_What this task involves_.
Give back a single number, the count of lines containing the word "These".

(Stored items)
-------
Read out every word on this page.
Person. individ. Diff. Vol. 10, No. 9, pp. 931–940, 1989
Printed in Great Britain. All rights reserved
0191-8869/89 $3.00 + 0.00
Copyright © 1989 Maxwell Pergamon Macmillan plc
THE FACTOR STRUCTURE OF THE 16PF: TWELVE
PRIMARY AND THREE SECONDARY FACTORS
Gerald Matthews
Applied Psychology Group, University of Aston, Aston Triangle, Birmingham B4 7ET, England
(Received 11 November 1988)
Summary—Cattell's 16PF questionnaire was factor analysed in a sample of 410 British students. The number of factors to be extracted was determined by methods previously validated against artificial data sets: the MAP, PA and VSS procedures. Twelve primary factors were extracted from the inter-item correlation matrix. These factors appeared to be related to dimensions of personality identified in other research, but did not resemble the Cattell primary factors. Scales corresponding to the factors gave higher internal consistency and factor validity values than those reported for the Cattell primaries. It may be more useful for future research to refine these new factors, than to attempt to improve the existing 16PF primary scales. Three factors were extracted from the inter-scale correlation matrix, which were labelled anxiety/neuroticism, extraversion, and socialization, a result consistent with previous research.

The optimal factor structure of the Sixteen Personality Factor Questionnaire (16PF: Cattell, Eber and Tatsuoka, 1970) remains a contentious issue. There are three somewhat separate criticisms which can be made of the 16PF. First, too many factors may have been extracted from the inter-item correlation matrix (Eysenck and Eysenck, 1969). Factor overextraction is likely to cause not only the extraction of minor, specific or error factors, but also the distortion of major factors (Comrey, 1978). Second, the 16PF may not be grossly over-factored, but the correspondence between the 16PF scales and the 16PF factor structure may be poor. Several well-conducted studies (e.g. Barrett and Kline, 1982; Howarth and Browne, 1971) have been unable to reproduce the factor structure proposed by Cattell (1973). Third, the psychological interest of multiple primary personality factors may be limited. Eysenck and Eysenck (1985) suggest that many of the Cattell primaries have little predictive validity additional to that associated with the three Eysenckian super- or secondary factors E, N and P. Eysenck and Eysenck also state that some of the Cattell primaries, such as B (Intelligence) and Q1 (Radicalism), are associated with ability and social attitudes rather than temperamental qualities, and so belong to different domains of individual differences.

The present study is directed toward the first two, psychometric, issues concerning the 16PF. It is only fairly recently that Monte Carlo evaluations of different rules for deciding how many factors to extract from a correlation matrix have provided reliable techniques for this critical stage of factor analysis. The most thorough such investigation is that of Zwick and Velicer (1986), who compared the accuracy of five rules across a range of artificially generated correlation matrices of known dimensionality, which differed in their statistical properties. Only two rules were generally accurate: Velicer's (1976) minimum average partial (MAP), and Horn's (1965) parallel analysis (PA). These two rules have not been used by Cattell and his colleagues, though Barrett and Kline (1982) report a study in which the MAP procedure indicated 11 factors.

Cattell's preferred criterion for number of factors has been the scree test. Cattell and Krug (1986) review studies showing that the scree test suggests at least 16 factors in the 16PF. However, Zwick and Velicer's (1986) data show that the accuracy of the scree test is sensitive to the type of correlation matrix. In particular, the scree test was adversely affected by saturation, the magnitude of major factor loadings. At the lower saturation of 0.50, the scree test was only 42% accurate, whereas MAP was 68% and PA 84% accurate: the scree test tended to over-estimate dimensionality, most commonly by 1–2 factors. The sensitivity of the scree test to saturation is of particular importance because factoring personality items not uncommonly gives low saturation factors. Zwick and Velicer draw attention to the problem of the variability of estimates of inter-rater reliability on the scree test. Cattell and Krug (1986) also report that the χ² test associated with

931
-------
_Expected answer_.
2